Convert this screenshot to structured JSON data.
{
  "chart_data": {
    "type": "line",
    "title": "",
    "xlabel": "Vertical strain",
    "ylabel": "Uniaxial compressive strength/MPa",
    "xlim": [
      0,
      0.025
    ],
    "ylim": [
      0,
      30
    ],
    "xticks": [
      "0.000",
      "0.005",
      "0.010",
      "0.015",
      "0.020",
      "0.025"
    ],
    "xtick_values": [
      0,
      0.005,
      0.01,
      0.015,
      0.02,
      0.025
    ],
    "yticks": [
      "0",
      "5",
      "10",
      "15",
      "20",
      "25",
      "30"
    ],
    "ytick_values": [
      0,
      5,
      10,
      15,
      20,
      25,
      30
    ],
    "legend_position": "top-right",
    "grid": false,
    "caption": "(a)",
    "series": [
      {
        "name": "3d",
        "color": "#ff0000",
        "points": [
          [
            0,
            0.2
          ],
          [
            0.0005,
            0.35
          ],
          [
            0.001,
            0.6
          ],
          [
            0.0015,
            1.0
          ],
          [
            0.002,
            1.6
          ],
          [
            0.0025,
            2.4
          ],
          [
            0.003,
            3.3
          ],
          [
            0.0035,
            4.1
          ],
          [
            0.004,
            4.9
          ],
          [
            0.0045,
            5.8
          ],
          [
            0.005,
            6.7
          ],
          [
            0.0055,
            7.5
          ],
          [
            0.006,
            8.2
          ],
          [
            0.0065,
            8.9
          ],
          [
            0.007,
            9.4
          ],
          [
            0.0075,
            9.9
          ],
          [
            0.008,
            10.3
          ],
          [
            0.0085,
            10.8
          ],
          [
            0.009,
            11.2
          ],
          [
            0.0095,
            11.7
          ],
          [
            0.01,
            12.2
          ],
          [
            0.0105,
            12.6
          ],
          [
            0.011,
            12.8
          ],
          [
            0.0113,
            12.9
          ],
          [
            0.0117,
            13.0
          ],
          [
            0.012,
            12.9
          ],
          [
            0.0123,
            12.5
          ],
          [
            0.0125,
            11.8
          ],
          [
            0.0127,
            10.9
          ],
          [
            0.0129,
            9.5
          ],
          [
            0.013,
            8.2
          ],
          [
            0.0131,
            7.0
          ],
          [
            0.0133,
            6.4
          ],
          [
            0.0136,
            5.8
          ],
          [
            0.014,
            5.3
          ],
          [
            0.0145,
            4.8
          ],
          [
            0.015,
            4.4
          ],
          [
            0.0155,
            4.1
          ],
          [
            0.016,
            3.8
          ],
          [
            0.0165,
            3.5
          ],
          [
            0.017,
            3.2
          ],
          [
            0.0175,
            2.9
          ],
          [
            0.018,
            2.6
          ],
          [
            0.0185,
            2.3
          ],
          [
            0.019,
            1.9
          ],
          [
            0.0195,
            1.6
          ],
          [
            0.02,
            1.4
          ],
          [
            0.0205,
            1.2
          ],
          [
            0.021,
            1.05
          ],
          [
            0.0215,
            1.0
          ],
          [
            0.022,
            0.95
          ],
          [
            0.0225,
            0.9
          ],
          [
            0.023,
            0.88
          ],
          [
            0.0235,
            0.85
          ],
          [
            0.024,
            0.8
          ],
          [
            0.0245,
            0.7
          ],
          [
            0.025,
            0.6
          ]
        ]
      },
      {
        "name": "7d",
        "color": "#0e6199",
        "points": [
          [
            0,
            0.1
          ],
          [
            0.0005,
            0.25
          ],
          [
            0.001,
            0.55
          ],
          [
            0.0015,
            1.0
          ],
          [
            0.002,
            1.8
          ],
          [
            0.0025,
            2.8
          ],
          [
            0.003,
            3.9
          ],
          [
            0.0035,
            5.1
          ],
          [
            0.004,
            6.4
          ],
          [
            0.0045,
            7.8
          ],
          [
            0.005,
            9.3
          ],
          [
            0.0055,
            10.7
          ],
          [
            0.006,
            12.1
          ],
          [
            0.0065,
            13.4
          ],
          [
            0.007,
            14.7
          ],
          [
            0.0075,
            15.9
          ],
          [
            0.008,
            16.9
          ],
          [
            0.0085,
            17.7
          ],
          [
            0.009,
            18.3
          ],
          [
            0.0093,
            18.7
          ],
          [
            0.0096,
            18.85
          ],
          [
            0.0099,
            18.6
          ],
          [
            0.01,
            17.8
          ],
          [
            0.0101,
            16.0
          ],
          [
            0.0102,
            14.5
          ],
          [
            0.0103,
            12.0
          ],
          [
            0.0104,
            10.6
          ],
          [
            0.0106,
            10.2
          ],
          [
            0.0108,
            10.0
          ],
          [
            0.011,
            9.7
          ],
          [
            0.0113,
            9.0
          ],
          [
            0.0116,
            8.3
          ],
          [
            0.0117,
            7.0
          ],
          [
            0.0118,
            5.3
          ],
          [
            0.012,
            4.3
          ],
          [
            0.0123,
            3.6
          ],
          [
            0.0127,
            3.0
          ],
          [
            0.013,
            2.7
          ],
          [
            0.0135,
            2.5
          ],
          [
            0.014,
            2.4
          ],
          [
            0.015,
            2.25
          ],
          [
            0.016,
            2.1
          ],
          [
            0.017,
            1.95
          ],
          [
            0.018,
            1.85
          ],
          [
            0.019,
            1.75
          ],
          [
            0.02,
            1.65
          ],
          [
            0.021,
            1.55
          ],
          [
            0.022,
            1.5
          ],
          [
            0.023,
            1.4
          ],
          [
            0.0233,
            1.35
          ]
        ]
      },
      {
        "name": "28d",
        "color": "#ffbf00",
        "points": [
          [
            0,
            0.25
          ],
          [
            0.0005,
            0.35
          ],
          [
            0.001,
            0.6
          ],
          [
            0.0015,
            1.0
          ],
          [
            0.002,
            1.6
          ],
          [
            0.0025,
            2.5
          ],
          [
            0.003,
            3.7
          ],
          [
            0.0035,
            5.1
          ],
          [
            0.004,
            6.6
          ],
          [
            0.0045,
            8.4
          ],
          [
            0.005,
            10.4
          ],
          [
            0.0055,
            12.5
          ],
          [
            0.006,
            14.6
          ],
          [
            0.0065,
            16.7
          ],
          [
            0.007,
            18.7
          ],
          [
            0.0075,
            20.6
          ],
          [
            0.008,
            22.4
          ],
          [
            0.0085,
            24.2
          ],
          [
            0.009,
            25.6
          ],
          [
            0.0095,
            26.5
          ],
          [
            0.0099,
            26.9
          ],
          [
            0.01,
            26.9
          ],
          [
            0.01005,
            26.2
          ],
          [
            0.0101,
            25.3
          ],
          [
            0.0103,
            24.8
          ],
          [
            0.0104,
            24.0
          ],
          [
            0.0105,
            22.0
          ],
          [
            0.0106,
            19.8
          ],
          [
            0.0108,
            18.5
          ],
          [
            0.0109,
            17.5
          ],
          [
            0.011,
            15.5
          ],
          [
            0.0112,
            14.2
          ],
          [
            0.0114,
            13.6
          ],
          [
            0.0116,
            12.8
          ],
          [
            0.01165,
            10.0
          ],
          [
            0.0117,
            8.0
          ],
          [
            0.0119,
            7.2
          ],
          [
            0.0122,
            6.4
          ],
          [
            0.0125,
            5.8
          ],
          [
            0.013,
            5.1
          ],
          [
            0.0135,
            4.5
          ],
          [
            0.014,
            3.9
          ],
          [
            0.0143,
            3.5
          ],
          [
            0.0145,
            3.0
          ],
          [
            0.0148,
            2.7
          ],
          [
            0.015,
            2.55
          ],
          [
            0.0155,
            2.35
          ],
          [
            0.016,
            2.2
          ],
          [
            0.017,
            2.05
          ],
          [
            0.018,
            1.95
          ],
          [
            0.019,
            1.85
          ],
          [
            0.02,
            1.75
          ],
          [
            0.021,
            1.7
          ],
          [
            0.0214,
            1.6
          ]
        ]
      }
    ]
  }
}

Task brief: What do the records say? Quote them all exactly.

The output:
Convert this screenshot to structured JSON data.
{
  "chart_data": {
    "type": "line",
    "title": "",
    "xlabel": "Vertical strain",
    "ylabel": "Uniaxial compressive strength/MPa",
    "xlim": [
      0,
      0.025
    ],
    "ylim": [
      0,
      30
    ],
    "xticks": [
      "0.000",
      "0.005",
      "0.010",
      "0.015",
      "0.020",
      "0.025"
    ],
    "xtick_values": [
      0,
      0.005,
      0.01,
      0.015,
      0.02,
      0.025
    ],
    "yticks": [
      "0",
      "5",
      "10",
      "15",
      "20",
      "25",
      "30"
    ],
    "ytick_values": [
      0,
      5,
      10,
      15,
      20,
      25,
      30
    ],
    "legend_position": "top-right",
    "grid": false,
    "caption": "(a)",
    "series": [
      {
        "name": "3d",
        "color": "#ff0000",
        "points": [
          [
            0,
            0.2
          ],
          [
            0.0005,
            0.35
          ],
          [
            0.001,
            0.6
          ],
          [
            0.0015,
            1.0
          ],
          [
            0.002,
            1.6
          ],
          [
            0.0025,
            2.4
          ],
          [
            0.003,
            3.3
          ],
          [
            0.0035,
            4.1
          ],
          [
            0.004,
            4.9
          ],
          [
            0.0045,
            5.8
          ],
          [
            0.005,
            6.7
          ],
          [
            0.0055,
            7.5
          ],
          [
            0.006,
            8.2
          ],
          [
            0.0065,
            8.9
          ],
          [
            0.007,
            9.4
          ],
          [
            0.0075,
            9.9
          ],
          [
            0.008,
            10.3
          ],
          [
            0.0085,
            10.8
          ],
          [
            0.009,
            11.2
          ],
          [
            0.0095,
            11.7
          ],
          [
            0.01,
            12.2
          ],
          [
            0.0105,
            12.6
          ],
          [
            0.011,
            12.8
          ],
          [
            0.0113,
            12.9
          ],
          [
            0.0117,
            13.0
          ],
          [
            0.012,
            12.9
          ],
          [
            0.0123,
            12.5
          ],
          [
            0.0125,
            11.8
          ],
          [
            0.0127,
            10.9
          ],
          [
            0.0129,
            9.5
          ],
          [
            0.013,
            8.2
          ],
          [
            0.0131,
            7.0
          ],
          [
            0.0133,
            6.4
          ],
          [
            0.0136,
            5.8
          ],
          [
            0.014,
            5.3
          ],
          [
            0.0145,
            4.8
          ],
          [
            0.015,
            4.4
          ],
          [
            0.0155,
            4.1
          ],
          [
            0.016,
            3.8
          ],
          [
            0.0165,
            3.5
          ],
          [
            0.017,
            3.2
          ],
          [
            0.0175,
            2.9
          ],
          [
            0.018,
            2.6
          ],
          [
            0.0185,
            2.3
          ],
          [
            0.019,
            1.9
          ],
          [
            0.0195,
            1.6
          ],
          [
            0.02,
            1.4
          ],
          [
            0.0205,
            1.2
          ],
          [
            0.021,
            1.05
          ],
          [
            0.0215,
            1.0
          ],
          [
            0.022,
            0.95
          ],
          [
            0.0225,
            0.9
          ],
          [
            0.023,
            0.88
          ],
          [
            0.0235,
            0.85
          ],
          [
            0.024,
            0.8
          ],
          [
            0.0245,
            0.7
          ],
          [
            0.025,
            0.6
          ]
        ]
      },
      {
        "name": "7d",
        "color": "#0e6199",
        "points": [
          [
            0,
            0.1
          ],
          [
            0.0005,
            0.25
          ],
          [
            0.001,
            0.55
          ],
          [
            0.0015,
            1.0
          ],
          [
            0.002,
            1.8
          ],
          [
            0.0025,
            2.8
          ],
          [
            0.003,
            3.9
          ],
          [
            0.0035,
            5.1
          ],
          [
            0.004,
            6.4
          ],
          [
            0.0045,
            7.8
          ],
          [
            0.005,
            9.3
          ],
          [
            0.0055,
            10.7
          ],
          [
            0.006,
            12.1
          ],
          [
            0.0065,
            13.4
          ],
          [
            0.007,
            14.7
          ],
          [
            0.0075,
            15.9
          ],
          [
            0.008,
            16.9
          ],
          [
            0.0085,
            17.7
          ],
          [
            0.009,
            18.3
          ],
          [
            0.0093,
            18.7
          ],
          [
            0.0096,
            18.85
          ],
          [
            0.0099,
            18.6
          ],
          [
            0.01,
            17.8
          ],
          [
            0.0101,
            16.0
          ],
          [
            0.0102,
            14.5
          ],
          [
            0.0103,
            12.0
          ],
          [
            0.0104,
            10.6
          ],
          [
            0.0106,
            10.2
          ],
          [
            0.0108,
            10.0
          ],
          [
            0.011,
            9.7
          ],
          [
            0.0113,
            9.0
          ],
          [
            0.0116,
            8.3
          ],
          [
            0.0117,
            7.0
          ],
          [
            0.0118,
            5.3
          ],
          [
            0.012,
            4.3
          ],
          [
            0.0123,
            3.6
          ],
          [
            0.0127,
            3.0
          ],
          [
            0.013,
            2.7
          ],
          [
            0.0135,
            2.5
          ],
          [
            0.014,
            2.4
          ],
          [
            0.015,
            2.25
          ],
          [
            0.016,
            2.1
          ],
          [
            0.017,
            1.95
          ],
          [
            0.018,
            1.85
          ],
          [
            0.019,
            1.75
          ],
          [
            0.02,
            1.65
          ],
          [
            0.021,
            1.55
          ],
          [
            0.022,
            1.5
          ],
          [
            0.023,
            1.4
          ],
          [
            0.0233,
            1.35
          ]
        ]
      },
      {
        "name": "28d",
        "color": "#ffbf00",
        "points": [
          [
            0,
            0.25
          ],
          [
            0.0005,
            0.35
          ],
          [
            0.001,
            0.6
          ],
          [
            0.0015,
            1.0
          ],
          [
            0.002,
            1.6
          ],
          [
            0.0025,
            2.5
          ],
          [
            0.003,
            3.7
          ],
          [
            0.0035,
            5.1
          ],
          [
            0.004,
            6.6
          ],
          [
            0.0045,
            8.4
          ],
          [
            0.005,
            10.4
          ],
          [
            0.0055,
            12.5
          ],
          [
            0.006,
            14.6
          ],
          [
            0.0065,
            16.7
          ],
          [
            0.007,
            18.7
          ],
          [
            0.0075,
            20.6
          ],
          [
            0.008,
            22.4
          ],
          [
            0.0085,
            24.2
          ],
          [
            0.009,
            25.6
          ],
          [
            0.0095,
            26.5
          ],
          [
            0.0099,
            26.9
          ],
          [
            0.01,
            26.9
          ],
          [
            0.01005,
            26.2
          ],
          [
            0.0101,
            25.3
          ],
          [
            0.0103,
            24.8
          ],
          [
            0.0104,
            24.0
          ],
          [
            0.0105,
            22.0
          ],
          [
            0.0106,
            19.8
          ],
          [
            0.0108,
            18.5
          ],
          [
            0.0109,
            17.5
          ],
          [
            0.011,
            15.5
          ],
          [
            0.0112,
            14.2
          ],
          [
            0.0114,
            13.6
          ],
          [
            0.0116,
            12.8
          ],
          [
            0.01165,
            10.0
          ],
          [
            0.0117,
            8.0
          ],
          [
            0.0119,
            7.2
          ],
          [
            0.0122,
            6.4
          ],
          [
            0.0125,
            5.8
          ],
          [
            0.013,
            5.1
          ],
          [
            0.0135,
            4.5
          ],
          [
            0.014,
            3.9
          ],
          [
            0.0143,
            3.5
          ],
          [
            0.0145,
            3.0
          ],
          [
            0.0148,
            2.7
          ],
          [
            0.015,
            2.55
          ],
          [
            0.0155,
            2.35
          ],
          [
            0.016,
            2.2
          ],
          [
            0.017,
            2.05
          ],
          [
            0.018,
            1.95
          ],
          [
            0.019,
            1.85
          ],
          [
            0.02,
            1.75
          ],
          [
            0.021,
            1.7
          ],
          [
            0.0214,
            1.6
          ]
        ]
      }
    ]
  }
}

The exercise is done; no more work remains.